▸ Problem to solve
Copy down all of the data underneath, exactly as shown.

** Start of Provided data **

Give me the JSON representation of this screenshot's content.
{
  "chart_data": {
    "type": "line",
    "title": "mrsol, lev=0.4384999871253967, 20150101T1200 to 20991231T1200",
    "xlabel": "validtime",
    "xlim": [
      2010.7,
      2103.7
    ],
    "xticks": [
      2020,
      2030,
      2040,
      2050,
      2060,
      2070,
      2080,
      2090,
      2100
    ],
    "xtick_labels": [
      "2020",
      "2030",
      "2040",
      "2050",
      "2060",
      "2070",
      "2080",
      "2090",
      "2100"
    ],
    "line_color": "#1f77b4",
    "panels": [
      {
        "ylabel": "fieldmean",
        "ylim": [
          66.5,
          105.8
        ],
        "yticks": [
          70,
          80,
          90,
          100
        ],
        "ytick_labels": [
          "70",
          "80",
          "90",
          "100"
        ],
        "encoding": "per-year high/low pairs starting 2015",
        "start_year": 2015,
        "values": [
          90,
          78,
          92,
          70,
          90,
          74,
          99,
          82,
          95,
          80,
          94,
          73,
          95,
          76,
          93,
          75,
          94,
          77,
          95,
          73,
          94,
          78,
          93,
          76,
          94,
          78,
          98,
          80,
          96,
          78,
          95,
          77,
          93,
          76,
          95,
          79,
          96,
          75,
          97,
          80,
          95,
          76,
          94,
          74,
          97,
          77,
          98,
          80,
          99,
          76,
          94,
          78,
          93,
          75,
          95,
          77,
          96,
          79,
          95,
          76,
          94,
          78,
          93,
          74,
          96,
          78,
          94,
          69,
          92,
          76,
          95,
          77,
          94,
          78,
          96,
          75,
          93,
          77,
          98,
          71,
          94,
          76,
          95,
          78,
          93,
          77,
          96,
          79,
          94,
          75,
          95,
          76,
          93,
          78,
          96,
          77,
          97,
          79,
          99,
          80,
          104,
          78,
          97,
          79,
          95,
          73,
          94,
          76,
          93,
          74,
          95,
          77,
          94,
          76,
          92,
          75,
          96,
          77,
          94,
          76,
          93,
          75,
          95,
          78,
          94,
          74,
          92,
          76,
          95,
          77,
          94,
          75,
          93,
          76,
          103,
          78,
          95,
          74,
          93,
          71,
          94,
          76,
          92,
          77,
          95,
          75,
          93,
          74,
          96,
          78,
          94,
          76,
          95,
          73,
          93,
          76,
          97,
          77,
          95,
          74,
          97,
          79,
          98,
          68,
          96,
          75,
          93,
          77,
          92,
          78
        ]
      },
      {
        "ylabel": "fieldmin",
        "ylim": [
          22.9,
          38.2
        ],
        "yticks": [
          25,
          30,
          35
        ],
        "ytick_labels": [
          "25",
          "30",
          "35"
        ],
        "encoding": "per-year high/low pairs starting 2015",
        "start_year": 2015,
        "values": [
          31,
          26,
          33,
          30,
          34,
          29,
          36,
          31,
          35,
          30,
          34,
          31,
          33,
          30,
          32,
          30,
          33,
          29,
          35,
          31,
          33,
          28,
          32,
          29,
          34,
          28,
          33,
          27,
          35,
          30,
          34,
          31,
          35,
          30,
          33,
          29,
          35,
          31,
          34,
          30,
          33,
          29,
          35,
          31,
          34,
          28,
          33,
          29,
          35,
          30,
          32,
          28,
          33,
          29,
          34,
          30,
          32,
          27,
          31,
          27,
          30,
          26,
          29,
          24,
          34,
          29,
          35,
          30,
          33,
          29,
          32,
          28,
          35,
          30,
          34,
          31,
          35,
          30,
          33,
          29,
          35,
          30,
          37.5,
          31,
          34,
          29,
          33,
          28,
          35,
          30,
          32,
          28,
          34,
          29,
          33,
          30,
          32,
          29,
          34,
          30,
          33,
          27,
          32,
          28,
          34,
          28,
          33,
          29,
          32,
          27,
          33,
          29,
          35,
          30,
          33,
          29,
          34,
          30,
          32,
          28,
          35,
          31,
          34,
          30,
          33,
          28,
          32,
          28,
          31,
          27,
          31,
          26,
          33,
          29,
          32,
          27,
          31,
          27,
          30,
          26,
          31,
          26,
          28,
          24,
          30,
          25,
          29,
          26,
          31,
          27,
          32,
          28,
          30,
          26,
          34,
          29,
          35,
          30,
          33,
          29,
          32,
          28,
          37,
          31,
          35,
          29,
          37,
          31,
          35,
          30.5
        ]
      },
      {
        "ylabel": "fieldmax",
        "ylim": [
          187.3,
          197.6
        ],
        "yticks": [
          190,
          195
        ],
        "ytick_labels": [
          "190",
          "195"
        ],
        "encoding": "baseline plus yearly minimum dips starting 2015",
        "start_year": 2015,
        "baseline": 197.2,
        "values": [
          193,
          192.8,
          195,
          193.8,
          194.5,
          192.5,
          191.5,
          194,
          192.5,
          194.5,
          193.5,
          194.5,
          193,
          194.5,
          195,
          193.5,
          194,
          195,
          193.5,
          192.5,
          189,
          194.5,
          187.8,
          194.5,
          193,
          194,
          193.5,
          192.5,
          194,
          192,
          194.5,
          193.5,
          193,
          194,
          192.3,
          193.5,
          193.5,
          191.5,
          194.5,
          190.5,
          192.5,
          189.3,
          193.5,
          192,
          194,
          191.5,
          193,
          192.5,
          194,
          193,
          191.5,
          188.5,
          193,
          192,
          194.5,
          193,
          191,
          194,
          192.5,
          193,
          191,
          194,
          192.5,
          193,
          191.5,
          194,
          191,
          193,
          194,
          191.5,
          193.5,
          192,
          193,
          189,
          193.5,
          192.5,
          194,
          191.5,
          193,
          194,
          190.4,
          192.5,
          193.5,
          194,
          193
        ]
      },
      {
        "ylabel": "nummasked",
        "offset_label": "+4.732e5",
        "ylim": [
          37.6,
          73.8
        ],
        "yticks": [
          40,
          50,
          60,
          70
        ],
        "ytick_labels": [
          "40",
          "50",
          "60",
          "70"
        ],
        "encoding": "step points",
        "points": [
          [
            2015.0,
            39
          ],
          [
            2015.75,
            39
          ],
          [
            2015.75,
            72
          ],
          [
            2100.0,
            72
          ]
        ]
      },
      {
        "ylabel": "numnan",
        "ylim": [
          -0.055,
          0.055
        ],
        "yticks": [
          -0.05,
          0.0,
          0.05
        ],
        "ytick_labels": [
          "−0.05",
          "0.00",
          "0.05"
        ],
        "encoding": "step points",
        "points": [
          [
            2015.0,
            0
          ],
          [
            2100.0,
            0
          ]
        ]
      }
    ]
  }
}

** End of Provided data **

▸ Task response
Give me the JSON representation of this screenshot's content.
{
  "chart_data": {
    "type": "line",
    "title": "mrsol, lev=0.4384999871253967, 20150101T1200 to 20991231T1200",
    "xlabel": "validtime",
    "xlim": [
      2010.7,
      2103.7
    ],
    "xticks": [
      2020,
      2030,
      2040,
      2050,
      2060,
      2070,
      2080,
      2090,
      2100
    ],
    "xtick_labels": [
      "2020",
      "2030",
      "2040",
      "2050",
      "2060",
      "2070",
      "2080",
      "2090",
      "2100"
    ],
    "line_color": "#1f77b4",
    "panels": [
      {
        "ylabel": "fieldmean",
        "ylim": [
          66.5,
          105.8
        ],
        "yticks": [
          70,
          80,
          90,
          100
        ],
        "ytick_labels": [
          "70",
          "80",
          "90",
          "100"
        ],
        "encoding": "per-year high/low pairs starting 2015",
        "start_year": 2015,
        "values": [
          90,
          78,
          92,
          70,
          90,
          74,
          99,
          82,
          95,
          80,
          94,
          73,
          95,
          76,
          93,
          75,
          94,
          77,
          95,
          73,
          94,
          78,
          93,
          76,
          94,
          78,
          98,
          80,
          96,
          78,
          95,
          77,
          93,
          76,
          95,
          79,
          96,
          75,
          97,
          80,
          95,
          76,
          94,
          74,
          97,
          77,
          98,
          80,
          99,
          76,
          94,
          78,
          93,
          75,
          95,
          77,
          96,
          79,
          95,
          76,
          94,
          78,
          93,
          74,
          96,
          78,
          94,
          69,
          92,
          76,
          95,
          77,
          94,
          78,
          96,
          75,
          93,
          77,
          98,
          71,
          94,
          76,
          95,
          78,
          93,
          77,
          96,
          79,
          94,
          75,
          95,
          76,
          93,
          78,
          96,
          77,
          97,
          79,
          99,
          80,
          104,
          78,
          97,
          79,
          95,
          73,
          94,
          76,
          93,
          74,
          95,
          77,
          94,
          76,
          92,
          75,
          96,
          77,
          94,
          76,
          93,
          75,
          95,
          78,
          94,
          74,
          92,
          76,
          95,
          77,
          94,
          75,
          93,
          76,
          103,
          78,
          95,
          74,
          93,
          71,
          94,
          76,
          92,
          77,
          95,
          75,
          93,
          74,
          96,
          78,
          94,
          76,
          95,
          73,
          93,
          76,
          97,
          77,
          95,
          74,
          97,
          79,
          98,
          68,
          96,
          75,
          93,
          77,
          92,
          78
        ]
      },
      {
        "ylabel": "fieldmin",
        "ylim": [
          22.9,
          38.2
        ],
        "yticks": [
          25,
          30,
          35
        ],
        "ytick_labels": [
          "25",
          "30",
          "35"
        ],
        "encoding": "per-year high/low pairs starting 2015",
        "start_year": 2015,
        "values": [
          31,
          26,
          33,
          30,
          34,
          29,
          36,
          31,
          35,
          30,
          34,
          31,
          33,
          30,
          32,
          30,
          33,
          29,
          35,
          31,
          33,
          28,
          32,
          29,
          34,
          28,
          33,
          27,
          35,
          30,
          34,
          31,
          35,
          30,
          33,
          29,
          35,
          31,
          34,
          30,
          33,
          29,
          35,
          31,
          34,
          28,
          33,
          29,
          35,
          30,
          32,
          28,
          33,
          29,
          34,
          30,
          32,
          27,
          31,
          27,
          30,
          26,
          29,
          24,
          34,
          29,
          35,
          30,
          33,
          29,
          32,
          28,
          35,
          30,
          34,
          31,
          35,
          30,
          33,
          29,
          35,
          30,
          37.5,
          31,
          34,
          29,
          33,
          28,
          35,
          30,
          32,
          28,
          34,
          29,
          33,
          30,
          32,
          29,
          34,
          30,
          33,
          27,
          32,
          28,
          34,
          28,
          33,
          29,
          32,
          27,
          33,
          29,
          35,
          30,
          33,
          29,
          34,
          30,
          32,
          28,
          35,
          31,
          34,
          30,
          33,
          28,
          32,
          28,
          31,
          27,
          31,
          26,
          33,
          29,
          32,
          27,
          31,
          27,
          30,
          26,
          31,
          26,
          28,
          24,
          30,
          25,
          29,
          26,
          31,
          27,
          32,
          28,
          30,
          26,
          34,
          29,
          35,
          30,
          33,
          29,
          32,
          28,
          37,
          31,
          35,
          29,
          37,
          31,
          35,
          30.5
        ]
      },
      {
        "ylabel": "fieldmax",
        "ylim": [
          187.3,
          197.6
        ],
        "yticks": [
          190,
          195
        ],
        "ytick_labels": [
          "190",
          "195"
        ],
        "encoding": "baseline plus yearly minimum dips starting 2015",
        "start_year": 2015,
        "baseline": 197.2,
        "values": [
          193,
          192.8,
          195,
          193.8,
          194.5,
          192.5,
          191.5,
          194,
          192.5,
          194.5,
          193.5,
          194.5,
          193,
          194.5,
          195,
          193.5,
          194,
          195,
          193.5,
          192.5,
          189,
          194.5,
          187.8,
          194.5,
          193,
          194,
          193.5,
          192.5,
          194,
          192,
          194.5,
          193.5,
          193,
          194,
          192.3,
          193.5,
          193.5,
          191.5,
          194.5,
          190.5,
          192.5,
          189.3,
          193.5,
          192,
          194,
          191.5,
          193,
          192.5,
          194,
          193,
          191.5,
          188.5,
          193,
          192,
          194.5,
          193,
          191,
          194,
          192.5,
          193,
          191,
          194,
          192.5,
          193,
          191.5,
          194,
          191,
          193,
          194,
          191.5,
          193.5,
          192,
          193,
          189,
          193.5,
          192.5,
          194,
          191.5,
          193,
          194,
          190.4,
          192.5,
          193.5,
          194,
          193
        ]
      },
      {
        "ylabel": "nummasked",
        "offset_label": "+4.732e5",
        "ylim": [
          37.6,
          73.8
        ],
        "yticks": [
          40,
          50,
          60,
          70
        ],
        "ytick_labels": [
          "40",
          "50",
          "60",
          "70"
        ],
        "encoding": "step points",
        "points": [
          [
            2015.0,
            39
          ],
          [
            2015.75,
            39
          ],
          [
            2015.75,
            72
          ],
          [
            2100.0,
            72
          ]
        ]
      },
      {
        "ylabel": "numnan",
        "ylim": [
          -0.055,
          0.055
        ],
        "yticks": [
          -0.05,
          0.0,
          0.05
        ],
        "ytick_labels": [
          "−0.05",
          "0.00",
          "0.05"
        ],
        "encoding": "step points",
        "points": [
          [
            2015.0,
            0
          ],
          [
            2100.0,
            0
          ]
        ]
      }
    ]
  }
}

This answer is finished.